**WRITTEN INSTRUCTION:** From the data that follows, report how many lines hold the string "Component", giving only the number.

**AVAILABLE RECORDS:**
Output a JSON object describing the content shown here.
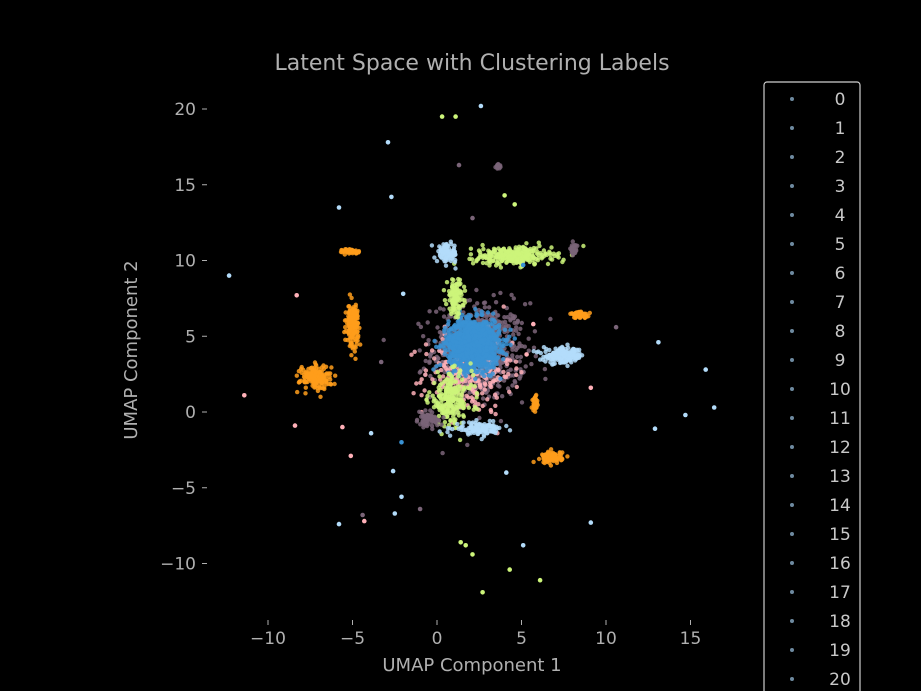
{
  "chart_data": {
    "type": "scatter",
    "title": "Latent Space with Clustering Labels",
    "xlabel": "UMAP Component 1",
    "ylabel": "UMAP Component 2",
    "xlim": [
      -13,
      17
    ],
    "ylim": [
      -13,
      22
    ],
    "xticks": [
      -10,
      -5,
      0,
      5,
      10,
      15
    ],
    "yticks": [
      -10,
      -5,
      0,
      5,
      10,
      15,
      20
    ],
    "xtick_labels": [
      "−10",
      "−5",
      "0",
      "5",
      "10",
      "15"
    ],
    "ytick_labels": [
      "−10",
      "−5",
      "0",
      "5",
      "10",
      "15",
      "20"
    ],
    "grid": false,
    "legend_placement": "right, outside plot",
    "legend": [
      "0",
      "1",
      "2",
      "3",
      "4",
      "5",
      "6",
      "7",
      "8",
      "9",
      "10",
      "11",
      "12",
      "13",
      "14",
      "15",
      "16",
      "17",
      "18",
      "19",
      "20"
    ],
    "colors": {
      "blue": "#3a92d4",
      "orange": "#ff9e1b",
      "lime": "#cdf57a",
      "mauve": "#7a6478",
      "pink": "#ffb0b8",
      "lightblue": "#b3dcfa",
      "legend_marker": "#6e8aa0"
    },
    "clusters": [
      {
        "color": "mauve",
        "cx": 2.5,
        "cy": 4.0,
        "sx": 2.8,
        "sy": 3.2,
        "n": 650
      },
      {
        "color": "pink",
        "cx": 1.8,
        "cy": 2.5,
        "sx": 2.6,
        "sy": 2.6,
        "n": 260
      },
      {
        "color": "blue",
        "cx": 2.2,
        "cy": 4.5,
        "sx": 1.5,
        "sy": 1.6,
        "n": 1300
      },
      {
        "color": "lime",
        "cx": 4.5,
        "cy": 10.3,
        "sx": 2.3,
        "sy": 0.6,
        "n": 300
      },
      {
        "color": "lime",
        "cx": 1.1,
        "cy": 7.6,
        "sx": 0.5,
        "sy": 1.1,
        "n": 120
      },
      {
        "color": "lime",
        "cx": 0.8,
        "cy": 0.8,
        "sx": 1.3,
        "sy": 1.7,
        "n": 220
      },
      {
        "color": "lightblue",
        "cx": 0.6,
        "cy": 10.5,
        "sx": 0.6,
        "sy": 0.6,
        "n": 90
      },
      {
        "color": "lightblue",
        "cx": 7.5,
        "cy": 3.7,
        "sx": 1.2,
        "sy": 0.5,
        "n": 170
      },
      {
        "color": "lightblue",
        "cx": 2.5,
        "cy": -1.1,
        "sx": 1.4,
        "sy": 0.4,
        "n": 120
      },
      {
        "color": "orange",
        "cx": -5.0,
        "cy": 5.8,
        "sx": 0.35,
        "sy": 1.3,
        "n": 180
      },
      {
        "color": "orange",
        "cx": -7.2,
        "cy": 2.3,
        "sx": 0.9,
        "sy": 0.8,
        "n": 170
      },
      {
        "color": "orange",
        "cx": -5.1,
        "cy": 10.6,
        "sx": 0.5,
        "sy": 0.15,
        "n": 60
      },
      {
        "color": "orange",
        "cx": 6.8,
        "cy": -3.0,
        "sx": 0.6,
        "sy": 0.4,
        "n": 90
      },
      {
        "color": "orange",
        "cx": 8.5,
        "cy": 6.4,
        "sx": 0.6,
        "sy": 0.2,
        "n": 60
      },
      {
        "color": "orange",
        "cx": 5.8,
        "cy": 0.6,
        "sx": 0.15,
        "sy": 0.5,
        "n": 40
      },
      {
        "color": "mauve",
        "cx": 8.1,
        "cy": 10.7,
        "sx": 0.2,
        "sy": 0.4,
        "n": 30
      },
      {
        "color": "mauve",
        "cx": 3.6,
        "cy": 16.2,
        "sx": 0.2,
        "sy": 0.15,
        "n": 15
      },
      {
        "color": "mauve",
        "cx": -0.5,
        "cy": -0.5,
        "sx": 0.6,
        "sy": 0.5,
        "n": 60
      }
    ],
    "outliers": [
      {
        "x": 0.3,
        "y": 19.5,
        "c": "lime"
      },
      {
        "x": 1.1,
        "y": 19.5,
        "c": "lime"
      },
      {
        "x": 2.6,
        "y": 20.2,
        "c": "lightblue"
      },
      {
        "x": -2.9,
        "y": 17.8,
        "c": "lightblue"
      },
      {
        "x": 1.3,
        "y": 16.3,
        "c": "mauve"
      },
      {
        "x": 4.0,
        "y": 14.3,
        "c": "lime"
      },
      {
        "x": 4.6,
        "y": 13.7,
        "c": "lime"
      },
      {
        "x": -2.7,
        "y": 14.2,
        "c": "lightblue"
      },
      {
        "x": -5.8,
        "y": 13.5,
        "c": "lightblue"
      },
      {
        "x": 2.1,
        "y": 12.8,
        "c": "mauve"
      },
      {
        "x": -12.3,
        "y": 9.0,
        "c": "lightblue"
      },
      {
        "x": -8.3,
        "y": 7.7,
        "c": "pink"
      },
      {
        "x": -2.0,
        "y": 7.8,
        "c": "lightblue"
      },
      {
        "x": 10.6,
        "y": 5.6,
        "c": "mauve"
      },
      {
        "x": 13.1,
        "y": 4.6,
        "c": "lightblue"
      },
      {
        "x": 15.9,
        "y": 2.8,
        "c": "lightblue"
      },
      {
        "x": 16.4,
        "y": 0.3,
        "c": "lightblue"
      },
      {
        "x": 14.7,
        "y": -0.2,
        "c": "lightblue"
      },
      {
        "x": 12.9,
        "y": -1.1,
        "c": "lightblue"
      },
      {
        "x": -11.4,
        "y": 1.1,
        "c": "pink"
      },
      {
        "x": -8.4,
        "y": -0.9,
        "c": "pink"
      },
      {
        "x": -5.6,
        "y": -1.0,
        "c": "pink"
      },
      {
        "x": -3.9,
        "y": -1.4,
        "c": "lightblue"
      },
      {
        "x": -2.1,
        "y": -2.0,
        "c": "blue"
      },
      {
        "x": -5.1,
        "y": -2.9,
        "c": "pink"
      },
      {
        "x": -2.6,
        "y": -3.9,
        "c": "lightblue"
      },
      {
        "x": 4.1,
        "y": -4.0,
        "c": "lightblue"
      },
      {
        "x": -2.1,
        "y": -5.6,
        "c": "lightblue"
      },
      {
        "x": -1.0,
        "y": -6.4,
        "c": "mauve"
      },
      {
        "x": -2.5,
        "y": -6.7,
        "c": "lightblue"
      },
      {
        "x": -4.4,
        "y": -6.8,
        "c": "mauve"
      },
      {
        "x": -4.3,
        "y": -7.2,
        "c": "pink"
      },
      {
        "x": -5.8,
        "y": -7.4,
        "c": "lightblue"
      },
      {
        "x": 9.1,
        "y": -7.3,
        "c": "lightblue"
      },
      {
        "x": 1.4,
        "y": -8.6,
        "c": "lime"
      },
      {
        "x": 1.7,
        "y": -8.8,
        "c": "lime"
      },
      {
        "x": 5.1,
        "y": -8.8,
        "c": "lightblue"
      },
      {
        "x": 2.1,
        "y": -9.4,
        "c": "lime"
      },
      {
        "x": 4.3,
        "y": -10.4,
        "c": "lime"
      },
      {
        "x": 6.1,
        "y": -11.1,
        "c": "lime"
      },
      {
        "x": 2.7,
        "y": -11.9,
        "c": "lime"
      },
      {
        "x": 9.1,
        "y": 1.6,
        "c": "pink"
      },
      {
        "x": 5.3,
        "y": 3.8,
        "c": "pink"
      },
      {
        "x": 5.7,
        "y": 5.8,
        "c": "pink"
      },
      {
        "x": -3.3,
        "y": 3.3,
        "c": "mauve"
      },
      {
        "x": 5.1,
        "y": 9.7,
        "c": "blue"
      }
    ]
  }
}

**RESULT:** 2